WHAT NEEDS TO BE DONE:
Determine how many lines include the word "support", then give that number and nothing more.

* begin *

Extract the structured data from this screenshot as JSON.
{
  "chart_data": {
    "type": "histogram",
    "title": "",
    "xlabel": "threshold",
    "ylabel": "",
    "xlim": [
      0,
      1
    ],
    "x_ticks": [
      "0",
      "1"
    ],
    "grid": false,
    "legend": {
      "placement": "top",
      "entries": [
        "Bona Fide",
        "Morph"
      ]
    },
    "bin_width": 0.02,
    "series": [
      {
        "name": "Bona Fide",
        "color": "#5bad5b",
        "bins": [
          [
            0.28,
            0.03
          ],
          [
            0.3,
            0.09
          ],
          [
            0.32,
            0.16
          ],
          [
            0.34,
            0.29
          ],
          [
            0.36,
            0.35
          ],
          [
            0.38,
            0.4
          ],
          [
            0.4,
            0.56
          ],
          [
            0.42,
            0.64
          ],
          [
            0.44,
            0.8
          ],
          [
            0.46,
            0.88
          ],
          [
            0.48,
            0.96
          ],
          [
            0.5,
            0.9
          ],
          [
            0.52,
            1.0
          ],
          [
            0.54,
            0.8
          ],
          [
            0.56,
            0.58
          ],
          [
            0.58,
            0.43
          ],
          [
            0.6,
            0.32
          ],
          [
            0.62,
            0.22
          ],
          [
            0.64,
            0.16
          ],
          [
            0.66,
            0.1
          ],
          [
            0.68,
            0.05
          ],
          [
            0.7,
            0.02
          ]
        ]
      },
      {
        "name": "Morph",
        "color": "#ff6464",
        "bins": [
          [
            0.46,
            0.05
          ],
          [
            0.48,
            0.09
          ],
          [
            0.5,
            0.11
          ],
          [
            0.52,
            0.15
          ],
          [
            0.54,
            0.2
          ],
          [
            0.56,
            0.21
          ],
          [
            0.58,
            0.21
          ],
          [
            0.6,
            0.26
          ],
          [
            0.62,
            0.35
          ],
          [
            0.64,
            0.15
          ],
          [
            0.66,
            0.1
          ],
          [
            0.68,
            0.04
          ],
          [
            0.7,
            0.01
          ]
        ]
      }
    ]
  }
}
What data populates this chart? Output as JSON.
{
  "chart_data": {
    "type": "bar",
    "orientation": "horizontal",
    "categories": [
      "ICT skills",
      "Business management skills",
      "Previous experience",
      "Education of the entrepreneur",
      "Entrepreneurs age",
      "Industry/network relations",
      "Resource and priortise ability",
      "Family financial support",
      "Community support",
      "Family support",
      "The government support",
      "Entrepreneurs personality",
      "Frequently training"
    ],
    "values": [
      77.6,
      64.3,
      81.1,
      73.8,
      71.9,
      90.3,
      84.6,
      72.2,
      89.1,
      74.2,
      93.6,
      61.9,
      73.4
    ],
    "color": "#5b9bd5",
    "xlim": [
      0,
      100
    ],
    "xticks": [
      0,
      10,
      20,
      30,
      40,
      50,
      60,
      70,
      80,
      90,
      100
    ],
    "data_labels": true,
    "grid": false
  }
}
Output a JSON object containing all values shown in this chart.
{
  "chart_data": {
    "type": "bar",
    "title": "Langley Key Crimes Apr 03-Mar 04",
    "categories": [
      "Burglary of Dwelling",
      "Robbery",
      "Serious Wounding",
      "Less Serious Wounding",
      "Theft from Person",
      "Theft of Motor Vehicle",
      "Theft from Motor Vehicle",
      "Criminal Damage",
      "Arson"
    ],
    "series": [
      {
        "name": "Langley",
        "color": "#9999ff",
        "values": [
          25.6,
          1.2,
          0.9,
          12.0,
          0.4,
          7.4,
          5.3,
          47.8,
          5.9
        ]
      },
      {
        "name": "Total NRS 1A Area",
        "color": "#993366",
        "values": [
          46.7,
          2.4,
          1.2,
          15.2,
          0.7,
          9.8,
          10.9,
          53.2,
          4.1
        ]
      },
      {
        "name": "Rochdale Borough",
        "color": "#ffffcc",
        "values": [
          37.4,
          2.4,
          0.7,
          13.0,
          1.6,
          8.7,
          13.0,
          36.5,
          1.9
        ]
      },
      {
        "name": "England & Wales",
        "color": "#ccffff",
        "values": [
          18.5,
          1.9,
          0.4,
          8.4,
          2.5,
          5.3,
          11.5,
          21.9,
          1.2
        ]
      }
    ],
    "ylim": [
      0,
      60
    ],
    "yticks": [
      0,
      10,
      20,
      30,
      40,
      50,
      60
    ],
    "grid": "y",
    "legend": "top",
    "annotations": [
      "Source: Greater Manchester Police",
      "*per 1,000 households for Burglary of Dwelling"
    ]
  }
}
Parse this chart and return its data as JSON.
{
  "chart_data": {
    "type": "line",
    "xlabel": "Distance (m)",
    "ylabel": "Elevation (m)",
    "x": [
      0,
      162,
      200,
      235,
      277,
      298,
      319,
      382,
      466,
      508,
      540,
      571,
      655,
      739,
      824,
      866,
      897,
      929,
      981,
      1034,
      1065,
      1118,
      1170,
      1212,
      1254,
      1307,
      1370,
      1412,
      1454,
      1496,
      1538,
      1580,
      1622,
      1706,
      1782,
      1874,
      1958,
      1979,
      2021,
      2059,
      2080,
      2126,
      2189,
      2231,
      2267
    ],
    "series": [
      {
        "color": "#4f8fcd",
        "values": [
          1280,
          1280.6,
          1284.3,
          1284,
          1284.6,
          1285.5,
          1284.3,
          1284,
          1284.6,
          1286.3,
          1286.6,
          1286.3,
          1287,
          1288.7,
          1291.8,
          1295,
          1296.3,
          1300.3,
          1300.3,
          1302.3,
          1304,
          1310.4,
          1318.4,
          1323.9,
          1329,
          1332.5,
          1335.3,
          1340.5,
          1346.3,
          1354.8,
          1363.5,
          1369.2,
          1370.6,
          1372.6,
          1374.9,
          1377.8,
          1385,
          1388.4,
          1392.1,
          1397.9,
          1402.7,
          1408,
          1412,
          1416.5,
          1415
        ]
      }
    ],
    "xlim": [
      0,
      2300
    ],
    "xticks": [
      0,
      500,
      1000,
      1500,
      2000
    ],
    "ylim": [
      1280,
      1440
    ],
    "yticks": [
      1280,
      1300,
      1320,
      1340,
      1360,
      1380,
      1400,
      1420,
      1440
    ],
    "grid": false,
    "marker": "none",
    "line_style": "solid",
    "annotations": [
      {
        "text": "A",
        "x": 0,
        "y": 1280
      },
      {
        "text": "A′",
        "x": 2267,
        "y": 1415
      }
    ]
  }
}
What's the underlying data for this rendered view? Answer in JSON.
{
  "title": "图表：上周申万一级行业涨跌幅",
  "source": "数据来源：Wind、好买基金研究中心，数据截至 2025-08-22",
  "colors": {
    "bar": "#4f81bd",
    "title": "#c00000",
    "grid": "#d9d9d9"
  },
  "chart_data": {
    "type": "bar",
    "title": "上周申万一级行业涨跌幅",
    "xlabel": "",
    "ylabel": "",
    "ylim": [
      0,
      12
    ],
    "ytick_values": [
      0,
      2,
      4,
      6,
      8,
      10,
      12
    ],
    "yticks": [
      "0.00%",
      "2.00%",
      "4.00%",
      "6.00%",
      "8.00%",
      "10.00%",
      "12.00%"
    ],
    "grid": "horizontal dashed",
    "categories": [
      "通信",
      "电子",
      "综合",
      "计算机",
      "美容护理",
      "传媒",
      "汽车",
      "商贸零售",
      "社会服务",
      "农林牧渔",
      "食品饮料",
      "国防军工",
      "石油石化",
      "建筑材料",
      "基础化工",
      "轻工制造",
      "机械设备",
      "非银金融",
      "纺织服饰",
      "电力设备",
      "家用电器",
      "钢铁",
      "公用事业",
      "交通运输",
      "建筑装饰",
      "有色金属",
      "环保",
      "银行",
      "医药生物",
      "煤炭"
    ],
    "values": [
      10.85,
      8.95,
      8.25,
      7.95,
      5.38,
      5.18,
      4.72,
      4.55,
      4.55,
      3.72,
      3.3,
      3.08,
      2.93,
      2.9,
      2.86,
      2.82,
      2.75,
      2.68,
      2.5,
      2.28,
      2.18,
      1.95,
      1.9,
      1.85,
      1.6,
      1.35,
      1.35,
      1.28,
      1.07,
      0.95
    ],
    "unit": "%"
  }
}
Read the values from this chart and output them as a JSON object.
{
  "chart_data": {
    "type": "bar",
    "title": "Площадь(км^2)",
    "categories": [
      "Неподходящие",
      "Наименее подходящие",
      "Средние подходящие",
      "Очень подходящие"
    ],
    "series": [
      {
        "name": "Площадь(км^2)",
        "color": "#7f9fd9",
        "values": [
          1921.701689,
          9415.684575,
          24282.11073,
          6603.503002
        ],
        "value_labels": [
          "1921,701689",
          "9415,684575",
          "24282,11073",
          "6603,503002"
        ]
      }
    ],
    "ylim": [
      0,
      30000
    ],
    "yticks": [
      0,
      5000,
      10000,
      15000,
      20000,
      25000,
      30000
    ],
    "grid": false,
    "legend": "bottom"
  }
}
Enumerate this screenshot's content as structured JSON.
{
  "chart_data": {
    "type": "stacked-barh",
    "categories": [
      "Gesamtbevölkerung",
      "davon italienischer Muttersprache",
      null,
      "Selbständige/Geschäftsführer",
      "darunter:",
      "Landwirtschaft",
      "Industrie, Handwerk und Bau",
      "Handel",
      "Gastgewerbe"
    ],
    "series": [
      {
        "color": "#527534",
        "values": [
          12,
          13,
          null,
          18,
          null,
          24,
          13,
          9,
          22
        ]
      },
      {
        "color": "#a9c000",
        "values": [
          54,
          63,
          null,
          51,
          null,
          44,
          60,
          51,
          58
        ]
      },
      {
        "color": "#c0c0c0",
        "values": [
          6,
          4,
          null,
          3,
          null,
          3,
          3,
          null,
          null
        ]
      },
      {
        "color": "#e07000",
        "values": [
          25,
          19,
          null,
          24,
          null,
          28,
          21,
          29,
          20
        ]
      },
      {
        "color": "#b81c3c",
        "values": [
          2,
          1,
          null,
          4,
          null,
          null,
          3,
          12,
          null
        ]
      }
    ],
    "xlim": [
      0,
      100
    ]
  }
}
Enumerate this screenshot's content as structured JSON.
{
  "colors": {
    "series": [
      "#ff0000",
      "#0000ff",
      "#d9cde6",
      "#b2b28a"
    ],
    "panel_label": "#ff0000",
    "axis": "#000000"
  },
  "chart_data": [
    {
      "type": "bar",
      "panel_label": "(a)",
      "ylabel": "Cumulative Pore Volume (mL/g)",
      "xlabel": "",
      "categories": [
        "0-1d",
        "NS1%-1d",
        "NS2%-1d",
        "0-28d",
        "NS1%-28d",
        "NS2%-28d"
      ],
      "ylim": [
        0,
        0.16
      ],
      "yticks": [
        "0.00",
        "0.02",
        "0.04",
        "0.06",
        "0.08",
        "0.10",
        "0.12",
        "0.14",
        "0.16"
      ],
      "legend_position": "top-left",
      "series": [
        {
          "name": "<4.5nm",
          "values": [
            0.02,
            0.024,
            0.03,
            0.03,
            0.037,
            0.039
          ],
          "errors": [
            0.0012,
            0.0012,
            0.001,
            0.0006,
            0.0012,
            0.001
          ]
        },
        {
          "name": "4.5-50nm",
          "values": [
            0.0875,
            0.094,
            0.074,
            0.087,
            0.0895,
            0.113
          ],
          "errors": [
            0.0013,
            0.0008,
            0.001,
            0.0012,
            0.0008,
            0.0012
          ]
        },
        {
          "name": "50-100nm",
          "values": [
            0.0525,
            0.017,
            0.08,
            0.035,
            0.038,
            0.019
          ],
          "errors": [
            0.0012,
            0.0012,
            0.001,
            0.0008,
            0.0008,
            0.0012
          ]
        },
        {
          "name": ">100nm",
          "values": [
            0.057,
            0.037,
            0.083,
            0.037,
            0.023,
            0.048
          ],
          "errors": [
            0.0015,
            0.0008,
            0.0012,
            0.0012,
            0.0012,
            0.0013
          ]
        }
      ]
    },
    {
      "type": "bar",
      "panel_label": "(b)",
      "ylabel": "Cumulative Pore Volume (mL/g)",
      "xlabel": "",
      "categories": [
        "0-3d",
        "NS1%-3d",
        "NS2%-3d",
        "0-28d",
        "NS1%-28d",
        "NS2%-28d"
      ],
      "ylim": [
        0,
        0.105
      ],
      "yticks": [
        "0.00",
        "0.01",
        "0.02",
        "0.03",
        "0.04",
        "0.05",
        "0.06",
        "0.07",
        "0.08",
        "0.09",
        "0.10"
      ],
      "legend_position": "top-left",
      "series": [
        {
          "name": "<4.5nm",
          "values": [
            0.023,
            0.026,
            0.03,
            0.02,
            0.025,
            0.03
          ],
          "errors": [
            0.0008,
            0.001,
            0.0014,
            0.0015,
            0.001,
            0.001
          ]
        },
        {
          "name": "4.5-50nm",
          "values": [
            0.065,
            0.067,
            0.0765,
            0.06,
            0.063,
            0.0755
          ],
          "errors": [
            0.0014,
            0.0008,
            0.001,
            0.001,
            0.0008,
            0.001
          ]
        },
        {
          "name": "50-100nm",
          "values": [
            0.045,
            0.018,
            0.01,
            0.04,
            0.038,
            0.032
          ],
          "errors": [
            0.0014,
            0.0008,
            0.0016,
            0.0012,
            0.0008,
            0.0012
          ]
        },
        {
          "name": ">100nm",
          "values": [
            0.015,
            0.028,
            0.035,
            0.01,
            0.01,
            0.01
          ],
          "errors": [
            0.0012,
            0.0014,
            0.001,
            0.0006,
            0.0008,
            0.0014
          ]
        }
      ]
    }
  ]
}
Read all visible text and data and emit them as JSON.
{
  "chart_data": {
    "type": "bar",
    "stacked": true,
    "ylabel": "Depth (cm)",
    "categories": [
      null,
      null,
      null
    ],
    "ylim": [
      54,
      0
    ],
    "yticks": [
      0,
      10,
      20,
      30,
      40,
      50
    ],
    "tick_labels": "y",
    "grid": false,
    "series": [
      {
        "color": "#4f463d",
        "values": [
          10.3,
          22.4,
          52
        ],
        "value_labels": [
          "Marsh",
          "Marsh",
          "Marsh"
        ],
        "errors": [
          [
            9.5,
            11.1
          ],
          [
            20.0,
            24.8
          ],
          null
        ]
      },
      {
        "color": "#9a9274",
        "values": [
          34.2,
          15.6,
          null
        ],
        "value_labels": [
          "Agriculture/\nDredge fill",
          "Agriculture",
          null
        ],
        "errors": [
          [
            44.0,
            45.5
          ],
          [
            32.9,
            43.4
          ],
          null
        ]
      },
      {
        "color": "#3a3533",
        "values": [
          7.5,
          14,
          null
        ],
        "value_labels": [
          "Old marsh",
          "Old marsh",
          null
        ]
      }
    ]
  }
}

* end *

RESPONSE TO THIS EXERCISE:
4